Records contained in a dataset:
Begin
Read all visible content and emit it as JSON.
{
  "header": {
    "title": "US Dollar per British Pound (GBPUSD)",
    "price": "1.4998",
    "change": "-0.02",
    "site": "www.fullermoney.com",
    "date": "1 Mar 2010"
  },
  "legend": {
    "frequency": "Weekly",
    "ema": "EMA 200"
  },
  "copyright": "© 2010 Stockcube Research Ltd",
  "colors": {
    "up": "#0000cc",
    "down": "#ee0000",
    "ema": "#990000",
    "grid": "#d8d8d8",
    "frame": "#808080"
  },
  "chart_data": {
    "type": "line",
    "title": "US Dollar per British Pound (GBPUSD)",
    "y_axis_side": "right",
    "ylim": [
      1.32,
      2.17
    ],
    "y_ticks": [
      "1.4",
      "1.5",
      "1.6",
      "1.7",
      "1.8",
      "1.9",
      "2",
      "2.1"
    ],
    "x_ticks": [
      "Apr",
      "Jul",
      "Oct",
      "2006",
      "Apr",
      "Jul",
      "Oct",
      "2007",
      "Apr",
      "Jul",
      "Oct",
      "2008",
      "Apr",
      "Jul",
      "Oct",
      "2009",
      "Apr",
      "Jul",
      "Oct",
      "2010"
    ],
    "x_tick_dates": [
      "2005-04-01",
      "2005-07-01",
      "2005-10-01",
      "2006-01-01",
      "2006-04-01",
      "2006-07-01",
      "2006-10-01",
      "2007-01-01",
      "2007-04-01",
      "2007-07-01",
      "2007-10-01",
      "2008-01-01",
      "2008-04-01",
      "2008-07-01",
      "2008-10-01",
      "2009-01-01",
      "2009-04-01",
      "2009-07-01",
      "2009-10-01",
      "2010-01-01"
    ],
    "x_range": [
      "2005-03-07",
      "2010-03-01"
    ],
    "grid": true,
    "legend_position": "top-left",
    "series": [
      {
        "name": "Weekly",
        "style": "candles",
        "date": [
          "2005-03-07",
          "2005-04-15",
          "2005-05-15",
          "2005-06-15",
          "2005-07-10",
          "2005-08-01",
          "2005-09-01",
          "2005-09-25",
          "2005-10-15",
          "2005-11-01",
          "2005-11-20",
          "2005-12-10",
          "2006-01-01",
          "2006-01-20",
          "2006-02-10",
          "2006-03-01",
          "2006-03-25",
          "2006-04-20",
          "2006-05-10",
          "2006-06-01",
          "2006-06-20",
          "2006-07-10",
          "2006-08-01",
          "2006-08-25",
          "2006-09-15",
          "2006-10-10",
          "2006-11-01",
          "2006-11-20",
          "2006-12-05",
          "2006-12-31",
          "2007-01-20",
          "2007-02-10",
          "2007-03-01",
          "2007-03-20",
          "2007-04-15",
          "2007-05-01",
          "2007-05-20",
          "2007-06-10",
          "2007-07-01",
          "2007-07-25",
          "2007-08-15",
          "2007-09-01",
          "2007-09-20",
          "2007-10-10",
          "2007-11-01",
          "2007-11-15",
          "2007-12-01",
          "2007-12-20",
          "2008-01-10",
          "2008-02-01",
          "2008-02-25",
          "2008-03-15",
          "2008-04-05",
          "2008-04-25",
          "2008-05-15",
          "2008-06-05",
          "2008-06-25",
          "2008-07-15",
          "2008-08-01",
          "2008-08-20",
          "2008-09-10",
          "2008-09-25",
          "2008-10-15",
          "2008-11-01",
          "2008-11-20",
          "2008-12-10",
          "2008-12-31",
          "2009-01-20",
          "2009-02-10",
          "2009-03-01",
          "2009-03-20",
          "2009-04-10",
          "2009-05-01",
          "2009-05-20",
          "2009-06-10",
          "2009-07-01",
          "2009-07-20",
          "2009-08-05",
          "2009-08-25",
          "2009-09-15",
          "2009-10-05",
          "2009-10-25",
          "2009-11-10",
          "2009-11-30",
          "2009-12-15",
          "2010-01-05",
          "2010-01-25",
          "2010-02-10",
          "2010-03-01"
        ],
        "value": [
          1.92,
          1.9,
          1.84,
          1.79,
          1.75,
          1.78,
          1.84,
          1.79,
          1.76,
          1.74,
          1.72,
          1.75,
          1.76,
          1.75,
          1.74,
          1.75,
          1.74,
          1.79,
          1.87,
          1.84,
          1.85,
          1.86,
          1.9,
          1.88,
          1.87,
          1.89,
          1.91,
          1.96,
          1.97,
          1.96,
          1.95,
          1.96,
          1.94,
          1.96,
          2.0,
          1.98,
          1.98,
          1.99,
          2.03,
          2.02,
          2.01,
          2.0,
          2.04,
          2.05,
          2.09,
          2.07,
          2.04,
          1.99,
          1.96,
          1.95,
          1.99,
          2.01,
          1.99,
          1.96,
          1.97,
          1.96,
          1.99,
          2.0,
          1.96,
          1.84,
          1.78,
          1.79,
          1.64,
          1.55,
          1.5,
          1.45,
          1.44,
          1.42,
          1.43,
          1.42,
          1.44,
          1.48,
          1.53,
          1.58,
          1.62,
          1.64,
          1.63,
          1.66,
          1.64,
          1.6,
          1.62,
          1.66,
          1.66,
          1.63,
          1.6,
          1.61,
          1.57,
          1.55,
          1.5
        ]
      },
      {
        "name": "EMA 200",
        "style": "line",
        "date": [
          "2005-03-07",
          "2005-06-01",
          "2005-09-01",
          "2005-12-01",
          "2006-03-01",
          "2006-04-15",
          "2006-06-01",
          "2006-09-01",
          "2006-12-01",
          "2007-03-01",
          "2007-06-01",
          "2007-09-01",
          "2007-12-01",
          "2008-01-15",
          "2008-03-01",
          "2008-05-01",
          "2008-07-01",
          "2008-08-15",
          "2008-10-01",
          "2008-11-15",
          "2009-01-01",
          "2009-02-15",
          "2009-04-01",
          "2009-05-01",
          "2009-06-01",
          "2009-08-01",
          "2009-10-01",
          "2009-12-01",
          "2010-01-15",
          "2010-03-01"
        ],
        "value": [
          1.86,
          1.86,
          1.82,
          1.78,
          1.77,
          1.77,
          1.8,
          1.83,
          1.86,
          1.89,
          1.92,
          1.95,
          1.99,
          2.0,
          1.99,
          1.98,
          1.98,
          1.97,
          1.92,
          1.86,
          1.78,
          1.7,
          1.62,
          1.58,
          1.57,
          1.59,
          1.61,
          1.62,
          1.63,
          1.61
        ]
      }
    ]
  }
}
End
What is required:
Show the data once more, exactly as it was written.

Result:
Read all visible content and emit it as JSON.
{
  "header": {
    "title": "US Dollar per British Pound (GBPUSD)",
    "price": "1.4998",
    "change": "-0.02",
    "site": "www.fullermoney.com",
    "date": "1 Mar 2010"
  },
  "legend": {
    "frequency": "Weekly",
    "ema": "EMA 200"
  },
  "copyright": "© 2010 Stockcube Research Ltd",
  "colors": {
    "up": "#0000cc",
    "down": "#ee0000",
    "ema": "#990000",
    "grid": "#d8d8d8",
    "frame": "#808080"
  },
  "chart_data": {
    "type": "line",
    "title": "US Dollar per British Pound (GBPUSD)",
    "y_axis_side": "right",
    "ylim": [
      1.32,
      2.17
    ],
    "y_ticks": [
      "1.4",
      "1.5",
      "1.6",
      "1.7",
      "1.8",
      "1.9",
      "2",
      "2.1"
    ],
    "x_ticks": [
      "Apr",
      "Jul",
      "Oct",
      "2006",
      "Apr",
      "Jul",
      "Oct",
      "2007",
      "Apr",
      "Jul",
      "Oct",
      "2008",
      "Apr",
      "Jul",
      "Oct",
      "2009",
      "Apr",
      "Jul",
      "Oct",
      "2010"
    ],
    "x_tick_dates": [
      "2005-04-01",
      "2005-07-01",
      "2005-10-01",
      "2006-01-01",
      "2006-04-01",
      "2006-07-01",
      "2006-10-01",
      "2007-01-01",
      "2007-04-01",
      "2007-07-01",
      "2007-10-01",
      "2008-01-01",
      "2008-04-01",
      "2008-07-01",
      "2008-10-01",
      "2009-01-01",
      "2009-04-01",
      "2009-07-01",
      "2009-10-01",
      "2010-01-01"
    ],
    "x_range": [
      "2005-03-07",
      "2010-03-01"
    ],
    "grid": true,
    "legend_position": "top-left",
    "series": [
      {
        "name": "Weekly",
        "style": "candles",
        "date": [
          "2005-03-07",
          "2005-04-15",
          "2005-05-15",
          "2005-06-15",
          "2005-07-10",
          "2005-08-01",
          "2005-09-01",
          "2005-09-25",
          "2005-10-15",
          "2005-11-01",
          "2005-11-20",
          "2005-12-10",
          "2006-01-01",
          "2006-01-20",
          "2006-02-10",
          "2006-03-01",
          "2006-03-25",
          "2006-04-20",
          "2006-05-10",
          "2006-06-01",
          "2006-06-20",
          "2006-07-10",
          "2006-08-01",
          "2006-08-25",
          "2006-09-15",
          "2006-10-10",
          "2006-11-01",
          "2006-11-20",
          "2006-12-05",
          "2006-12-31",
          "2007-01-20",
          "2007-02-10",
          "2007-03-01",
          "2007-03-20",
          "2007-04-15",
          "2007-05-01",
          "2007-05-20",
          "2007-06-10",
          "2007-07-01",
          "2007-07-25",
          "2007-08-15",
          "2007-09-01",
          "2007-09-20",
          "2007-10-10",
          "2007-11-01",
          "2007-11-15",
          "2007-12-01",
          "2007-12-20",
          "2008-01-10",
          "2008-02-01",
          "2008-02-25",
          "2008-03-15",
          "2008-04-05",
          "2008-04-25",
          "2008-05-15",
          "2008-06-05",
          "2008-06-25",
          "2008-07-15",
          "2008-08-01",
          "2008-08-20",
          "2008-09-10",
          "2008-09-25",
          "2008-10-15",
          "2008-11-01",
          "2008-11-20",
          "2008-12-10",
          "2008-12-31",
          "2009-01-20",
          "2009-02-10",
          "2009-03-01",
          "2009-03-20",
          "2009-04-10",
          "2009-05-01",
          "2009-05-20",
          "2009-06-10",
          "2009-07-01",
          "2009-07-20",
          "2009-08-05",
          "2009-08-25",
          "2009-09-15",
          "2009-10-05",
          "2009-10-25",
          "2009-11-10",
          "2009-11-30",
          "2009-12-15",
          "2010-01-05",
          "2010-01-25",
          "2010-02-10",
          "2010-03-01"
        ],
        "value": [
          1.92,
          1.9,
          1.84,
          1.79,
          1.75,
          1.78,
          1.84,
          1.79,
          1.76,
          1.74,
          1.72,
          1.75,
          1.76,
          1.75,
          1.74,
          1.75,
          1.74,
          1.79,
          1.87,
          1.84,
          1.85,
          1.86,
          1.9,
          1.88,
          1.87,
          1.89,
          1.91,
          1.96,
          1.97,
          1.96,
          1.95,
          1.96,
          1.94,
          1.96,
          2.0,
          1.98,
          1.98,
          1.99,
          2.03,
          2.02,
          2.01,
          2.0,
          2.04,
          2.05,
          2.09,
          2.07,
          2.04,
          1.99,
          1.96,
          1.95,
          1.99,
          2.01,
          1.99,
          1.96,
          1.97,
          1.96,
          1.99,
          2.0,
          1.96,
          1.84,
          1.78,
          1.79,
          1.64,
          1.55,
          1.5,
          1.45,
          1.44,
          1.42,
          1.43,
          1.42,
          1.44,
          1.48,
          1.53,
          1.58,
          1.62,
          1.64,
          1.63,
          1.66,
          1.64,
          1.6,
          1.62,
          1.66,
          1.66,
          1.63,
          1.6,
          1.61,
          1.57,
          1.55,
          1.5
        ]
      },
      {
        "name": "EMA 200",
        "style": "line",
        "date": [
          "2005-03-07",
          "2005-06-01",
          "2005-09-01",
          "2005-12-01",
          "2006-03-01",
          "2006-04-15",
          "2006-06-01",
          "2006-09-01",
          "2006-12-01",
          "2007-03-01",
          "2007-06-01",
          "2007-09-01",
          "2007-12-01",
          "2008-01-15",
          "2008-03-01",
          "2008-05-01",
          "2008-07-01",
          "2008-08-15",
          "2008-10-01",
          "2008-11-15",
          "2009-01-01",
          "2009-02-15",
          "2009-04-01",
          "2009-05-01",
          "2009-06-01",
          "2009-08-01",
          "2009-10-01",
          "2009-12-01",
          "2010-01-15",
          "2010-03-01"
        ],
        "value": [
          1.86,
          1.86,
          1.82,
          1.78,
          1.77,
          1.77,
          1.8,
          1.83,
          1.86,
          1.89,
          1.92,
          1.95,
          1.99,
          2.0,
          1.99,
          1.98,
          1.98,
          1.97,
          1.92,
          1.86,
          1.78,
          1.7,
          1.62,
          1.58,
          1.57,
          1.59,
          1.61,
          1.62,
          1.63,
          1.61
        ]
      }
    ]
  }
}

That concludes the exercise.